[Dataset excerpts]
-- begin --
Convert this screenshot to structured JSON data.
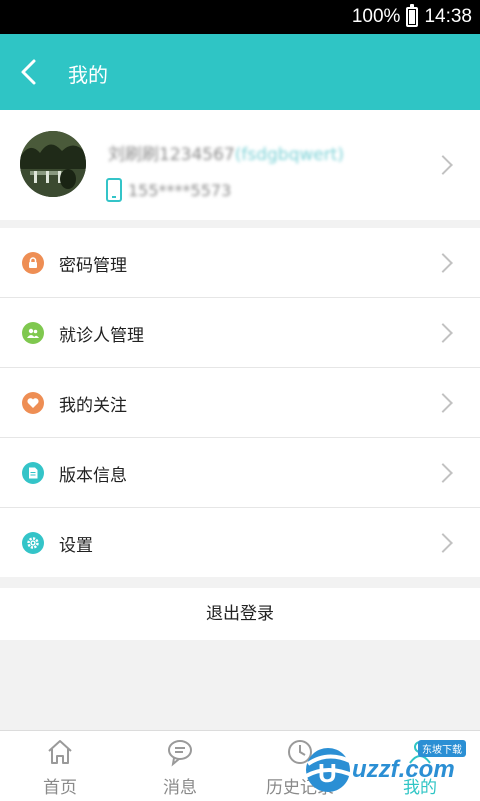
{
  "status_bar": {
    "battery": "100%",
    "time": "14:38"
  },
  "header": {
    "title": "我的"
  },
  "profile": {
    "name_primary": "刘刷刷1234567",
    "name_secondary": "(fsdgbqwert)",
    "phone": "155****5573"
  },
  "menu": [
    {
      "label": "密码管理",
      "icon": "lock-icon",
      "color": "#ee8e54"
    },
    {
      "label": "就诊人管理",
      "icon": "people-icon",
      "color": "#7fc84f"
    },
    {
      "label": "我的关注",
      "icon": "heart-icon",
      "color": "#ee8e54"
    },
    {
      "label": "版本信息",
      "icon": "document-icon",
      "color": "#34c4c8"
    },
    {
      "label": "设置",
      "icon": "gear-icon",
      "color": "#34c4c8"
    }
  ],
  "logout": {
    "label": "退出登录"
  },
  "tabs": [
    {
      "label": "首页",
      "icon": "home-icon"
    },
    {
      "label": "消息",
      "icon": "message-icon"
    },
    {
      "label": "历史记录",
      "icon": "history-icon"
    },
    {
      "label": "我的",
      "icon": "profile-icon",
      "active": true
    }
  ],
  "watermark": {
    "text": "uzzf.com",
    "sub": "东坡下载"
  },
  "colors": {
    "primary": "#2fc5c5"
  }
}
-- end --
Identify each line containing the string "label" and copy it out.

▶ [Written solution]
      "label": "密码管理",
      "label": "就诊人管理",
      "label": "我的关注",
      "label": "版本信息",
      "label": "设置",
    "label": "退出登录"
      "label": "首页",
      "label": "消息",
      "label": "历史记录",
      "label": "我的",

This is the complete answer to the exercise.